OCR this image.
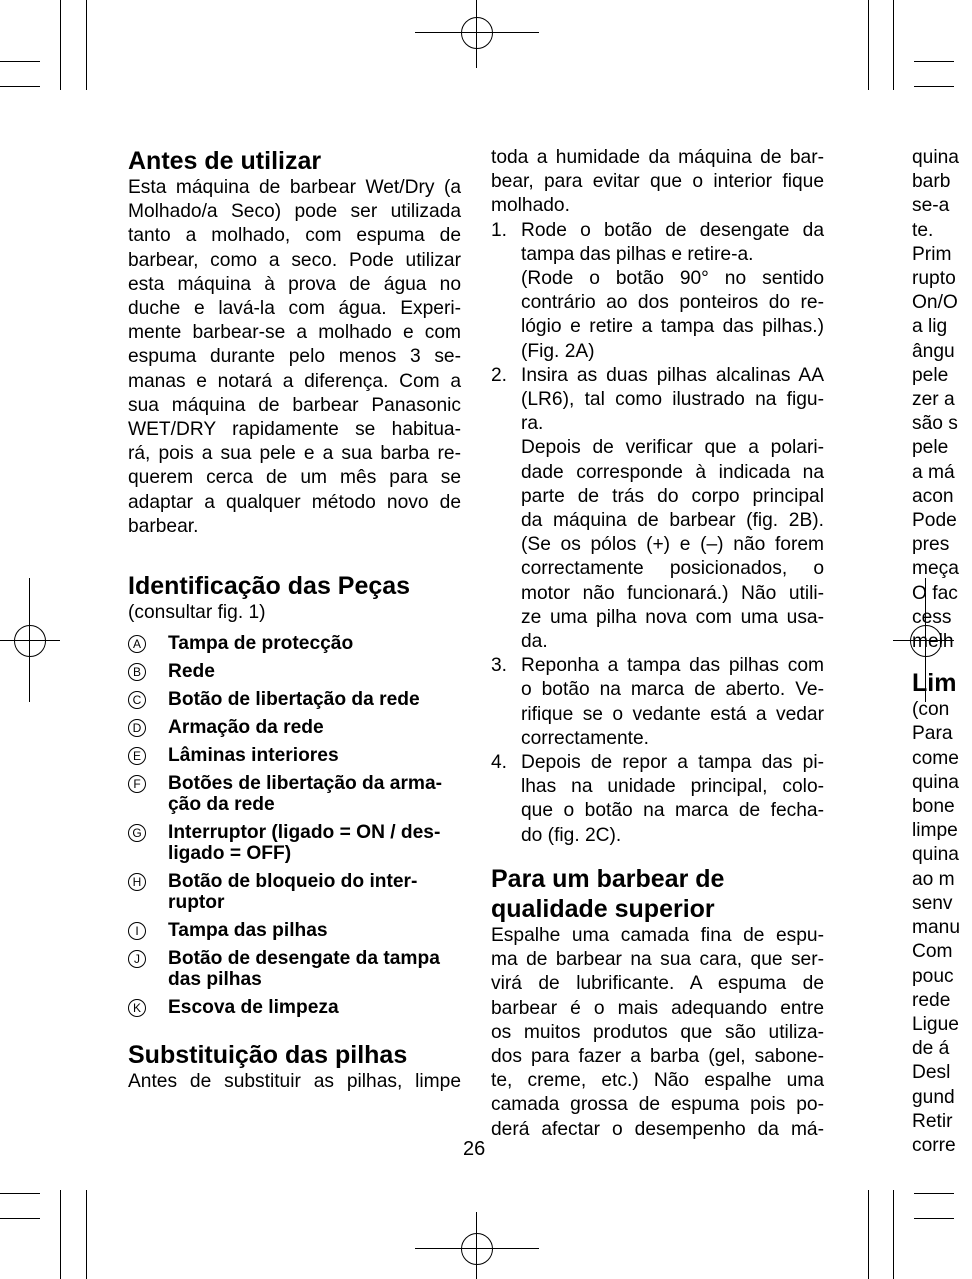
Antes de utilizar

Esta máquina de barbear Wet/Dry (a

Molhado/a Seco) pode ser utilizada

tanto a molhado, com espuma de

barbear, como a seco. Pode utilizar

esta máquina à prova de água no

duche e lavá-la com água. Experi-

mente barbear-se a molhado e com

espuma durante pelo menos 3 se-

manas e notará a diferença. Com a

sua máquina de barbear Panasonic

WET/DRY rapidamente se habitua-

rá, pois a sua pele e a sua barba re-

querem cerca de um mês para se

adaptar a qualquer método novo de

barbear.

Identificação das Peças

(consultar fig. 1)

A Tampa de protecção
B Rede
C Botão de libertação da rede
D Armação da rede
E Lâminas interiores
F Botões de libertação da arma- ção da rede
G Interruptor (ligado = ON / des- ligado = OFF)
H Botão de bloqueio do inter- ruptor
I	Tampa das pilhas
J	Botão de desengate da tampa das pilhas
K Escova de limpeza
Substituição das pilhas

Antes de substituir as pilhas, limpe

toda a humidade da máquina de bar-

bear, para evitar que o interior fique

molhado.

1. Rode o botão de desengate da

tampa das pilhas e retire-a.

(Rode o botão 90° no sentido

contrário ao dos ponteiros do re-

lógio e retire a tampa das pilhas.)

(Fig. 2A)

2. Insira as duas pilhas alcalinas AA

(LR6), tal como ilustrado na figu-

ra.

Depois de verificar que a polari-

dade corresponde à indicada na

parte de trás do corpo principal

da máquina de barbear (fig. 2B).

(Se os pólos (+) e (–) não forem

correctamente posicionados, o

motor não funcionará.) Não utili-

ze uma pilha nova com uma usa-

da.

3. Reponha a tampa das pilhas com

o botão na marca de aberto. Ve-

rifique se o vedante está a vedar

correctamente.

4. Depois de repor a tampa das pi-

lhas na unidade principal, colo-

que o botão na marca de fecha-

do (fig. 2C).

Para um barbear de
qualidade superior

Espalhe uma camada fina de espu-

ma de barbear na sua cara, que ser-

virá de lubrificante. A espuma de

barbear é o mais adequando entre

os muitos produtos que são utiliza-

dos para fazer a barba (gel, sabone-

te, creme, etc.) Não espalhe uma

camada grossa de espuma pois po-

derá afectar o desempenho da má-

quina

barb

se-a

te.

Prim

rupto

On/O

a lig

ângu

pele

zer a

são s

pele

a má

acon

Pode

pres

meça

O fac

cess

melh

Lim

(con

Para

come

quina

bone

limpe

quina

ao m

senv

manu

Com

pouc

rede

Ligue

de á

Desl

gund

Retir

corre

26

**THE EXERCISE:**
Retype every entry verbatim and exclude the pictures from the copy.

**REPLY:**
OCR this image.
Antes de utilizar

Esta máquina de barbear Wet/Dry (a

Molhado/a Seco) pode ser utilizada

tanto a molhado, com espuma de

barbear, como a seco. Pode utilizar

esta máquina à prova de água no

duche e lavá-la com água. Experi-

mente barbear-se a molhado e com

espuma durante pelo menos 3 se-

manas e notará a diferença. Com a

sua máquina de barbear Panasonic

WET/DRY rapidamente se habitua-

rá, pois a sua pele e a sua barba re-

querem cerca de um mês para se

adaptar a qualquer método novo de

barbear.

Identificação das Peças

(consultar fig. 1)

A Tampa de protecção
B Rede
C Botão de libertação da rede
D Armação da rede
E Lâminas interiores
F Botões de libertação da arma- ção da rede
G Interruptor (ligado = ON / des- ligado = OFF)
H Botão de bloqueio do inter- ruptor
I	Tampa das pilhas
J	Botão de desengate da tampa das pilhas
K Escova de limpeza
Substituição das pilhas

Antes de substituir as pilhas, limpe

toda a humidade da máquina de bar-

bear, para evitar que o interior fique

molhado.

1. Rode o botão de desengate da

tampa das pilhas e retire-a.

(Rode o botão 90° no sentido

contrário ao dos ponteiros do re-

lógio e retire a tampa das pilhas.)

(Fig. 2A)

2. Insira as duas pilhas alcalinas AA

(LR6), tal como ilustrado na figu-

ra.

Depois de verificar que a polari-

dade corresponde à indicada na

parte de trás do corpo principal

da máquina de barbear (fig. 2B).

(Se os pólos (+) e (–) não forem

correctamente posicionados, o

motor não funcionará.) Não utili-

ze uma pilha nova com uma usa-

da.

3. Reponha a tampa das pilhas com

o botão na marca de aberto. Ve-

rifique se o vedante está a vedar

correctamente.

4. Depois de repor a tampa das pi-

lhas na unidade principal, colo-

que o botão na marca de fecha-

do (fig. 2C).

Para um barbear de
qualidade superior

Espalhe uma camada fina de espu-

ma de barbear na sua cara, que ser-

virá de lubrificante. A espuma de

barbear é o mais adequando entre

os muitos produtos que são utiliza-

dos para fazer a barba (gel, sabone-

te, creme, etc.) Não espalhe uma

camada grossa de espuma pois po-

derá afectar o desempenho da má-

quina

barb

se-a

te.

Prim

rupto

On/O

a lig

ângu

pele

zer a

são s

pele

a má

acon

Pode

pres

meça

O fac

cess

melh

Lim

(con

Para

come

quina

bone

limpe

quina

ao m

senv

manu

Com

pouc

rede

Ligue

de á

Desl

gund

Retir

corre

26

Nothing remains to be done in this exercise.